── Records for this exercise
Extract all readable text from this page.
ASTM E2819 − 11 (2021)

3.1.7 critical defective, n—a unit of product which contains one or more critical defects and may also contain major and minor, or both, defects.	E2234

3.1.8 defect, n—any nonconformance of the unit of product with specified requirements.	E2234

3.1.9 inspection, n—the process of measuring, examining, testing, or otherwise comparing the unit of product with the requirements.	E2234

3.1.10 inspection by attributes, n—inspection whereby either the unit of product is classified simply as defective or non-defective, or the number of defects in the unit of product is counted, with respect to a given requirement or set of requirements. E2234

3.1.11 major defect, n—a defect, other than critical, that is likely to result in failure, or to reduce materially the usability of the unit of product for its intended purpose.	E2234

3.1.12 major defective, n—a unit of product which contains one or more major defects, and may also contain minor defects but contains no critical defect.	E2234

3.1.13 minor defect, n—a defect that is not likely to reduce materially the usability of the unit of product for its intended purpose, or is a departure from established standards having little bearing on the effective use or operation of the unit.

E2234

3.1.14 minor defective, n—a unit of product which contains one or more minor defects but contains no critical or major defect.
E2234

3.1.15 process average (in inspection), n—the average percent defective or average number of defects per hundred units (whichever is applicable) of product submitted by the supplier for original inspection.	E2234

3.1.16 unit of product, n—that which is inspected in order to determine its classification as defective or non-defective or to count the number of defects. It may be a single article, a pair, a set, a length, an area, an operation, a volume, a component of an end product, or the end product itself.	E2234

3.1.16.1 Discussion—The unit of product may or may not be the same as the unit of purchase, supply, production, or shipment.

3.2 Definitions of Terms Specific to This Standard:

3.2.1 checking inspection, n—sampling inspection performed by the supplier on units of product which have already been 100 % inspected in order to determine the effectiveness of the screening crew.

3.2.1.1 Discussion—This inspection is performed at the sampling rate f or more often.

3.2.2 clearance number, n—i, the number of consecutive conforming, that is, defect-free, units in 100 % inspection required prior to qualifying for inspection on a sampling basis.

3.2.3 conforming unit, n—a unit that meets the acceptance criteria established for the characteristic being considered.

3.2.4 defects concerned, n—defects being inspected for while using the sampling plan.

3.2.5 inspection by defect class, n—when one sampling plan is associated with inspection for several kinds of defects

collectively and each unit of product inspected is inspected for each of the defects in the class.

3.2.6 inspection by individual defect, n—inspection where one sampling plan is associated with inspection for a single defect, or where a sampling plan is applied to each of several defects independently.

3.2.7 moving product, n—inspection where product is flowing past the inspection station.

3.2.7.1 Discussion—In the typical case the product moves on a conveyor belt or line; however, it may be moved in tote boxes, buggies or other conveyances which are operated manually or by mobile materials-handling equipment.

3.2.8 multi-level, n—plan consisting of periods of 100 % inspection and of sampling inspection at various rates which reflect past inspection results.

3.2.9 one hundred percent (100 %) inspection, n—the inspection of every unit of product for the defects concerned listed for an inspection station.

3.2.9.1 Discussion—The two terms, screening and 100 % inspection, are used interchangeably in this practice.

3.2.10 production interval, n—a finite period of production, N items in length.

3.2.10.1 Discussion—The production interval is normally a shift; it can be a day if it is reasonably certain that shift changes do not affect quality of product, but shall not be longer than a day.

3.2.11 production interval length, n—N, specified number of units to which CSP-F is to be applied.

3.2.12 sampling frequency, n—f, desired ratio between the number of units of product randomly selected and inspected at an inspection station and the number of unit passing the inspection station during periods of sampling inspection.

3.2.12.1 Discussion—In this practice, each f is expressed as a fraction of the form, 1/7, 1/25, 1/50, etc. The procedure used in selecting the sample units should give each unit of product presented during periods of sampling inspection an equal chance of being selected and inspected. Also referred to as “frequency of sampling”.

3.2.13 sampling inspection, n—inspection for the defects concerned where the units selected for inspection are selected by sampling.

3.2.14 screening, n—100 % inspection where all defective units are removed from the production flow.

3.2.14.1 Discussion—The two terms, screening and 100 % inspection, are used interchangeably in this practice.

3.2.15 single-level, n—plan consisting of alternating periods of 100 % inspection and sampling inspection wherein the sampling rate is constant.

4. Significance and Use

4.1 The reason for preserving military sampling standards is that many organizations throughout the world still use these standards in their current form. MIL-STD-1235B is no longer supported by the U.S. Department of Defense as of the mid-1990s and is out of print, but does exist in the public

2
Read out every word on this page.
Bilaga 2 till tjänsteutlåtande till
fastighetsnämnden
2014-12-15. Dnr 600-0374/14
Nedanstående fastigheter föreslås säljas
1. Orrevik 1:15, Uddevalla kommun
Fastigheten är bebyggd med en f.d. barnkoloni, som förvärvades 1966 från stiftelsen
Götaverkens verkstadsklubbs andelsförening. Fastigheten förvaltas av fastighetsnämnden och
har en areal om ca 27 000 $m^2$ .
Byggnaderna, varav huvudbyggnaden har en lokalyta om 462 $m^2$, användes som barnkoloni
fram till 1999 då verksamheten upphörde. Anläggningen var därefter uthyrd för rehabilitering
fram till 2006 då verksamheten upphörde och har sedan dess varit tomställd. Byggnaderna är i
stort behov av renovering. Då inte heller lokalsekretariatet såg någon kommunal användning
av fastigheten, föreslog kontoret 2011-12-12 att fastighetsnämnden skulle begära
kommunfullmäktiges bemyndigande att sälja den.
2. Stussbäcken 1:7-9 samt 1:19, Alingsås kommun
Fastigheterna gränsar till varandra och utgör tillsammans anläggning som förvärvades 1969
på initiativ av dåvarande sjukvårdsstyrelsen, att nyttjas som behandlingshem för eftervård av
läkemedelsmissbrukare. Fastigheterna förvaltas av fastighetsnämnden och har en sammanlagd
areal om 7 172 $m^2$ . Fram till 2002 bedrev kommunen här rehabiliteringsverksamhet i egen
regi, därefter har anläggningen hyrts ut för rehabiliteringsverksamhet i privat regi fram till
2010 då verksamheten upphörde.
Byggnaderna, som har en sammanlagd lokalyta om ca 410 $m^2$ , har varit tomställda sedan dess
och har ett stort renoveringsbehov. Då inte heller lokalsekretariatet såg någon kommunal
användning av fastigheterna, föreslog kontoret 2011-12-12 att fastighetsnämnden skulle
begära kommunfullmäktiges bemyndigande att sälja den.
────
Description of the task => Your task is to print all of the records exactly.

Answer in full =>
Extract all readable text from this page.
ASTM E2819 − 11 (2021)

3.1.7 critical defective, n—a unit of product which contains one or more critical defects and may also contain major and minor, or both, defects.	E2234

3.1.8 defect, n—any nonconformance of the unit of product with specified requirements.	E2234

3.1.9 inspection, n—the process of measuring, examining, testing, or otherwise comparing the unit of product with the requirements.	E2234

3.1.10 inspection by attributes, n—inspection whereby either the unit of product is classified simply as defective or non-defective, or the number of defects in the unit of product is counted, with respect to a given requirement or set of requirements. E2234

3.1.11 major defect, n—a defect, other than critical, that is likely to result in failure, or to reduce materially the usability of the unit of product for its intended purpose.	E2234

3.1.12 major defective, n—a unit of product which contains one or more major defects, and may also contain minor defects but contains no critical defect.	E2234

3.1.13 minor defect, n—a defect that is not likely to reduce materially the usability of the unit of product for its intended purpose, or is a departure from established standards having little bearing on the effective use or operation of the unit.

E2234

3.1.14 minor defective, n—a unit of product which contains one or more minor defects but contains no critical or major defect.
E2234

3.1.15 process average (in inspection), n—the average percent defective or average number of defects per hundred units (whichever is applicable) of product submitted by the supplier for original inspection.	E2234

3.1.16 unit of product, n—that which is inspected in order to determine its classification as defective or non-defective or to count the number of defects. It may be a single article, a pair, a set, a length, an area, an operation, a volume, a component of an end product, or the end product itself.	E2234

3.1.16.1 Discussion—The unit of product may or may not be the same as the unit of purchase, supply, production, or shipment.

3.2 Definitions of Terms Specific to This Standard:

3.2.1 checking inspection, n—sampling inspection performed by the supplier on units of product which have already been 100 % inspected in order to determine the effectiveness of the screening crew.

3.2.1.1 Discussion—This inspection is performed at the sampling rate f or more often.

3.2.2 clearance number, n—i, the number of consecutive conforming, that is, defect-free, units in 100 % inspection required prior to qualifying for inspection on a sampling basis.

3.2.3 conforming unit, n—a unit that meets the acceptance criteria established for the characteristic being considered.

3.2.4 defects concerned, n—defects being inspected for while using the sampling plan.

3.2.5 inspection by defect class, n—when one sampling plan is associated with inspection for several kinds of defects

collectively and each unit of product inspected is inspected for each of the defects in the class.

3.2.6 inspection by individual defect, n—inspection where one sampling plan is associated with inspection for a single defect, or where a sampling plan is applied to each of several defects independently.

3.2.7 moving product, n—inspection where product is flowing past the inspection station.

3.2.7.1 Discussion—In the typical case the product moves on a conveyor belt or line; however, it may be moved in tote boxes, buggies or other conveyances which are operated manually or by mobile materials-handling equipment.

3.2.8 multi-level, n—plan consisting of periods of 100 % inspection and of sampling inspection at various rates which reflect past inspection results.

3.2.9 one hundred percent (100 %) inspection, n—the inspection of every unit of product for the defects concerned listed for an inspection station.

3.2.9.1 Discussion—The two terms, screening and 100 % inspection, are used interchangeably in this practice.

3.2.10 production interval, n—a finite period of production, N items in length.

3.2.10.1 Discussion—The production interval is normally a shift; it can be a day if it is reasonably certain that shift changes do not affect quality of product, but shall not be longer than a day.

3.2.11 production interval length, n—N, specified number of units to which CSP-F is to be applied.

3.2.12 sampling frequency, n—f, desired ratio between the number of units of product randomly selected and inspected at an inspection station and the number of unit passing the inspection station during periods of sampling inspection.

3.2.12.1 Discussion—In this practice, each f is expressed as a fraction of the form, 1/7, 1/25, 1/50, etc. The procedure used in selecting the sample units should give each unit of product presented during periods of sampling inspection an equal chance of being selected and inspected. Also referred to as “frequency of sampling”.

3.2.13 sampling inspection, n—inspection for the defects concerned where the units selected for inspection are selected by sampling.

3.2.14 screening, n—100 % inspection where all defective units are removed from the production flow.

3.2.14.1 Discussion—The two terms, screening and 100 % inspection, are used interchangeably in this practice.

3.2.15 single-level, n—plan consisting of alternating periods of 100 % inspection and sampling inspection wherein the sampling rate is constant.

4. Significance and Use

4.1 The reason for preserving military sampling standards is that many organizations throughout the world still use these standards in their current form. MIL-STD-1235B is no longer supported by the U.S. Department of Defense as of the mid-1990s and is out of print, but does exist in the public

2
Read out every word on this page.
Bilaga 2 till tjänsteutlåtande till
fastighetsnämnden
2014-12-15. Dnr 600-0374/14
Nedanstående fastigheter föreslås säljas
1. Orrevik 1:15, Uddevalla kommun
Fastigheten är bebyggd med en f.d. barnkoloni, som förvärvades 1966 från stiftelsen
Götaverkens verkstadsklubbs andelsförening. Fastigheten förvaltas av fastighetsnämnden och
har en areal om ca 27 000 $m^2$ .
Byggnaderna, varav huvudbyggnaden har en lokalyta om 462 $m^2$, användes som barnkoloni
fram till 1999 då verksamheten upphörde. Anläggningen var därefter uthyrd för rehabilitering
fram till 2006 då verksamheten upphörde och har sedan dess varit tomställd. Byggnaderna är i
stort behov av renovering. Då inte heller lokalsekretariatet såg någon kommunal användning
av fastigheten, föreslog kontoret 2011-12-12 att fastighetsnämnden skulle begära
kommunfullmäktiges bemyndigande att sälja den.
2. Stussbäcken 1:7-9 samt 1:19, Alingsås kommun
Fastigheterna gränsar till varandra och utgör tillsammans anläggning som förvärvades 1969
på initiativ av dåvarande sjukvårdsstyrelsen, att nyttjas som behandlingshem för eftervård av
läkemedelsmissbrukare. Fastigheterna förvaltas av fastighetsnämnden och har en sammanlagd
areal om 7 172 $m^2$ . Fram till 2002 bedrev kommunen här rehabiliteringsverksamhet i egen
regi, därefter har anläggningen hyrts ut för rehabiliteringsverksamhet i privat regi fram till
2010 då verksamheten upphörde.
Byggnaderna, som har en sammanlagd lokalyta om ca 410 $m^2$ , har varit tomställda sedan dess
och har ett stort renoveringsbehov. Då inte heller lokalsekretariatet såg någon kommunal
användning av fastigheterna, föreslog kontoret 2011-12-12 att fastighetsnämnden skulle
begära kommunfullmäktiges bemyndigande att sälja den.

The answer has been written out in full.